Written exercise | Write out the listing exactly as it is given.

Data lines |
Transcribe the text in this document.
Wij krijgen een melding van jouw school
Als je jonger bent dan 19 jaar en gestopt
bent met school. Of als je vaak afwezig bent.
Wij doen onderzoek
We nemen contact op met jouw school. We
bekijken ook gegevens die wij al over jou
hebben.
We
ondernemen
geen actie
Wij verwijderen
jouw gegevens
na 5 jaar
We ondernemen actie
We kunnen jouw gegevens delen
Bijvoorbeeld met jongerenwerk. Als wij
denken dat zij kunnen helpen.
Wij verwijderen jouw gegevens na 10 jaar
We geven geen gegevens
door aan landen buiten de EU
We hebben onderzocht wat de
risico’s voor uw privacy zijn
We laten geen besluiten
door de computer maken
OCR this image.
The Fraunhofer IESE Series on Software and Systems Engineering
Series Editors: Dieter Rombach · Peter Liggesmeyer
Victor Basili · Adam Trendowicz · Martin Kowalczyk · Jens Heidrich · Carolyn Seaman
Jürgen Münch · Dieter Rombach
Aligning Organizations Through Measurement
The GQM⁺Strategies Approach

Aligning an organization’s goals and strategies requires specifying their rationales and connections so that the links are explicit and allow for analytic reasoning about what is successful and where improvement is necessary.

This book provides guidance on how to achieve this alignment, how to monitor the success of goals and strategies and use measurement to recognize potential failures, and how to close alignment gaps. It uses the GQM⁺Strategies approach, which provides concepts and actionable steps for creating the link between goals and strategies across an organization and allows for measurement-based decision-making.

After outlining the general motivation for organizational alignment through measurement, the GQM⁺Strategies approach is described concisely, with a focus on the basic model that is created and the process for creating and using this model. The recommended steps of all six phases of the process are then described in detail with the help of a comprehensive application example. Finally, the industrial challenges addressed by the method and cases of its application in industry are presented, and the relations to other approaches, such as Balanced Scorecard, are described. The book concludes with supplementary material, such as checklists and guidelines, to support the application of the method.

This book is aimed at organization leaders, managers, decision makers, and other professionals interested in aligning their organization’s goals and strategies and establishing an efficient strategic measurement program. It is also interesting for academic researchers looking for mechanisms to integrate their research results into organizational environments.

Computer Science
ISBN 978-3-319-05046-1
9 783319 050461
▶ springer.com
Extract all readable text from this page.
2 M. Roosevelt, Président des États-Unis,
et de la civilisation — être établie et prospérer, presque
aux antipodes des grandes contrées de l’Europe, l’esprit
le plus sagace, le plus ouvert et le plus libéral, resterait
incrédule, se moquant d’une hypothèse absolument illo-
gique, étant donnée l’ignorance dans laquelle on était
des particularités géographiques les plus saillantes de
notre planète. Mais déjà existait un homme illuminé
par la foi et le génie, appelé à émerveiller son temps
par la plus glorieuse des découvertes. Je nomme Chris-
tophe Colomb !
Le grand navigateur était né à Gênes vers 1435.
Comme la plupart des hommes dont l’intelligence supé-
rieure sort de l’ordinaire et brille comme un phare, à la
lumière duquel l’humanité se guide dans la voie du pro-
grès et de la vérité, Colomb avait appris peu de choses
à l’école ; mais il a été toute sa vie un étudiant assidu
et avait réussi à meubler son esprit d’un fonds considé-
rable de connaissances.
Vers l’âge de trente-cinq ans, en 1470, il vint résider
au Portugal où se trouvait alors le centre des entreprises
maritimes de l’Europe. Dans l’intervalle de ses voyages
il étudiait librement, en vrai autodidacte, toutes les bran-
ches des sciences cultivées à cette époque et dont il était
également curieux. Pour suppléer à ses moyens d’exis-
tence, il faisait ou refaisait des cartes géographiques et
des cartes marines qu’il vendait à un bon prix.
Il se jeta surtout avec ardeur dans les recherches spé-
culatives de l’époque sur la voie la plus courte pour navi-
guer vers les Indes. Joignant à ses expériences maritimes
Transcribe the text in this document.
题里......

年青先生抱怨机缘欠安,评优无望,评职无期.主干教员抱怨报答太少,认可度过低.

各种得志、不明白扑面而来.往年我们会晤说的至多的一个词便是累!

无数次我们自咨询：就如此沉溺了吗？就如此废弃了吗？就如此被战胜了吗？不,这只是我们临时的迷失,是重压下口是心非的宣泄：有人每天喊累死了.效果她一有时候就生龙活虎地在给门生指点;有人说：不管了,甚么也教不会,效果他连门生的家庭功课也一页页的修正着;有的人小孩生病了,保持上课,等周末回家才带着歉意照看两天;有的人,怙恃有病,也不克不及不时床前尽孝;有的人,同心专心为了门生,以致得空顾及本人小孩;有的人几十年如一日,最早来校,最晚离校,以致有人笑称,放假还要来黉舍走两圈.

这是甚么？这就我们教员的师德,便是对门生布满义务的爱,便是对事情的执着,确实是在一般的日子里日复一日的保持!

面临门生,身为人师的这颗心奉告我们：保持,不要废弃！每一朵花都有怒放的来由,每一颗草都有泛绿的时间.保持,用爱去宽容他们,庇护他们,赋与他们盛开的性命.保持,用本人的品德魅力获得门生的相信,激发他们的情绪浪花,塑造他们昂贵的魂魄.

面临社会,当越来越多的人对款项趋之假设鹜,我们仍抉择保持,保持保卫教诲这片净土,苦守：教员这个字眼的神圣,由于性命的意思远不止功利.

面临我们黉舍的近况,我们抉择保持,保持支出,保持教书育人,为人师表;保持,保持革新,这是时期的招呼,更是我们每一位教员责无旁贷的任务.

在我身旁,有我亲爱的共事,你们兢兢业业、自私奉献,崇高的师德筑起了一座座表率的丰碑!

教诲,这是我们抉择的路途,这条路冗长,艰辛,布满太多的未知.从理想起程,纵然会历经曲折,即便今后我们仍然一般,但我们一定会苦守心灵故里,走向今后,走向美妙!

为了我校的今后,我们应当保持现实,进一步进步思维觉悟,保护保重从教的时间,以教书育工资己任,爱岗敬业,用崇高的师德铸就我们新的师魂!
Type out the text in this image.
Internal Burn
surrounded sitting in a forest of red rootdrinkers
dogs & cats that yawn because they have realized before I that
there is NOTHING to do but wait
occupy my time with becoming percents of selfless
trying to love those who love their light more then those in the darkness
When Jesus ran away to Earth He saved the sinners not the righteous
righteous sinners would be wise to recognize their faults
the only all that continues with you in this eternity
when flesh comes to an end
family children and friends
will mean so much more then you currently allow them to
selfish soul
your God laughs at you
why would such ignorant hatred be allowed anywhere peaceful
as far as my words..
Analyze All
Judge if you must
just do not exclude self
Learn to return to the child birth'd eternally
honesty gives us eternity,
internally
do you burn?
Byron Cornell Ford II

Exercise answer |
Transcribe the text in this document.
Wij krijgen een melding van jouw school
Als je jonger bent dan 19 jaar en gestopt
bent met school. Of als je vaak afwezig bent.
Wij doen onderzoek
We nemen contact op met jouw school. We
bekijken ook gegevens die wij al over jou
hebben.
We
ondernemen
geen actie
Wij verwijderen
jouw gegevens
na 5 jaar
We ondernemen actie
We kunnen jouw gegevens delen
Bijvoorbeeld met jongerenwerk. Als wij
denken dat zij kunnen helpen.
Wij verwijderen jouw gegevens na 10 jaar
We geven geen gegevens
door aan landen buiten de EU
We hebben onderzocht wat de
risico’s voor uw privacy zijn
We laten geen besluiten
door de computer maken
OCR this image.
The Fraunhofer IESE Series on Software and Systems Engineering
Series Editors: Dieter Rombach · Peter Liggesmeyer
Victor Basili · Adam Trendowicz · Martin Kowalczyk · Jens Heidrich · Carolyn Seaman
Jürgen Münch · Dieter Rombach
Aligning Organizations Through Measurement
The GQM⁺Strategies Approach

Aligning an organization’s goals and strategies requires specifying their rationales and connections so that the links are explicit and allow for analytic reasoning about what is successful and where improvement is necessary.

This book provides guidance on how to achieve this alignment, how to monitor the success of goals and strategies and use measurement to recognize potential failures, and how to close alignment gaps. It uses the GQM⁺Strategies approach, which provides concepts and actionable steps for creating the link between goals and strategies across an organization and allows for measurement-based decision-making.

After outlining the general motivation for organizational alignment through measurement, the GQM⁺Strategies approach is described concisely, with a focus on the basic model that is created and the process for creating and using this model. The recommended steps of all six phases of the process are then described in detail with the help of a comprehensive application example. Finally, the industrial challenges addressed by the method and cases of its application in industry are presented, and the relations to other approaches, such as Balanced Scorecard, are described. The book concludes with supplementary material, such as checklists and guidelines, to support the application of the method.

This book is aimed at organization leaders, managers, decision makers, and other professionals interested in aligning their organization’s goals and strategies and establishing an efficient strategic measurement program. It is also interesting for academic researchers looking for mechanisms to integrate their research results into organizational environments.

Computer Science
ISBN 978-3-319-05046-1
9 783319 050461
▶ springer.com
Extract all readable text from this page.
2 M. Roosevelt, Président des États-Unis,
et de la civilisation — être établie et prospérer, presque
aux antipodes des grandes contrées de l’Europe, l’esprit
le plus sagace, le plus ouvert et le plus libéral, resterait
incrédule, se moquant d’une hypothèse absolument illo-
gique, étant donnée l’ignorance dans laquelle on était
des particularités géographiques les plus saillantes de
notre planète. Mais déjà existait un homme illuminé
par la foi et le génie, appelé à émerveiller son temps
par la plus glorieuse des découvertes. Je nomme Chris-
tophe Colomb !
Le grand navigateur était né à Gênes vers 1435.
Comme la plupart des hommes dont l’intelligence supé-
rieure sort de l’ordinaire et brille comme un phare, à la
lumière duquel l’humanité se guide dans la voie du pro-
grès et de la vérité, Colomb avait appris peu de choses
à l’école ; mais il a été toute sa vie un étudiant assidu
et avait réussi à meubler son esprit d’un fonds considé-
rable de connaissances.
Vers l’âge de trente-cinq ans, en 1470, il vint résider
au Portugal où se trouvait alors le centre des entreprises
maritimes de l’Europe. Dans l’intervalle de ses voyages
il étudiait librement, en vrai autodidacte, toutes les bran-
ches des sciences cultivées à cette époque et dont il était
également curieux. Pour suppléer à ses moyens d’exis-
tence, il faisait ou refaisait des cartes géographiques et
des cartes marines qu’il vendait à un bon prix.
Il se jeta surtout avec ardeur dans les recherches spé-
culatives de l’époque sur la voie la plus courte pour navi-
guer vers les Indes. Joignant à ses expériences maritimes
Transcribe the text in this document.
题里......

年青先生抱怨机缘欠安,评优无望,评职无期.主干教员抱怨报答太少,认可度过低.

各种得志、不明白扑面而来.往年我们会晤说的至多的一个词便是累!

无数次我们自咨询：就如此沉溺了吗？就如此废弃了吗？就如此被战胜了吗？不,这只是我们临时的迷失,是重压下口是心非的宣泄：有人每天喊累死了.效果她一有时候就生龙活虎地在给门生指点;有人说：不管了,甚么也教不会,效果他连门生的家庭功课也一页页的修正着;有的人小孩生病了,保持上课,等周末回家才带着歉意照看两天;有的人,怙恃有病,也不克不及不时床前尽孝;有的人,同心专心为了门生,以致得空顾及本人小孩;有的人几十年如一日,最早来校,最晚离校,以致有人笑称,放假还要来黉舍走两圈.

这是甚么？这就我们教员的师德,便是对门生布满义务的爱,便是对事情的执着,确实是在一般的日子里日复一日的保持!

面临门生,身为人师的这颗心奉告我们：保持,不要废弃！每一朵花都有怒放的来由,每一颗草都有泛绿的时间.保持,用爱去宽容他们,庇护他们,赋与他们盛开的性命.保持,用本人的品德魅力获得门生的相信,激发他们的情绪浪花,塑造他们昂贵的魂魄.

面临社会,当越来越多的人对款项趋之假设鹜,我们仍抉择保持,保持保卫教诲这片净土,苦守：教员这个字眼的神圣,由于性命的意思远不止功利.

面临我们黉舍的近况,我们抉择保持,保持支出,保持教书育人,为人师表;保持,保持革新,这是时期的招呼,更是我们每一位教员责无旁贷的任务.

在我身旁,有我亲爱的共事,你们兢兢业业、自私奉献,崇高的师德筑起了一座座表率的丰碑!

教诲,这是我们抉择的路途,这条路冗长,艰辛,布满太多的未知.从理想起程,纵然会历经曲折,即便今后我们仍然一般,但我们一定会苦守心灵故里,走向今后,走向美妙!

为了我校的今后,我们应当保持现实,进一步进步思维觉悟,保护保重从教的时间,以教书育工资己任,爱岗敬业,用崇高的师德铸就我们新的师魂!
Type out the text in this image.
Internal Burn
surrounded sitting in a forest of red rootdrinkers
dogs & cats that yawn because they have realized before I that
there is NOTHING to do but wait
occupy my time with becoming percents of selfless
trying to love those who love their light more then those in the darkness
When Jesus ran away to Earth He saved the sinners not the righteous
righteous sinners would be wise to recognize their faults
the only all that continues with you in this eternity
when flesh comes to an end
family children and friends
will mean so much more then you currently allow them to
selfish soul
your God laughs at you
why would such ignorant hatred be allowed anywhere peaceful
as far as my words..
Analyze All
Judge if you must
just do not exclude self
Learn to return to the child birth'd eternally
honesty gives us eternity,
internally
do you burn?
Byron Cornell Ford II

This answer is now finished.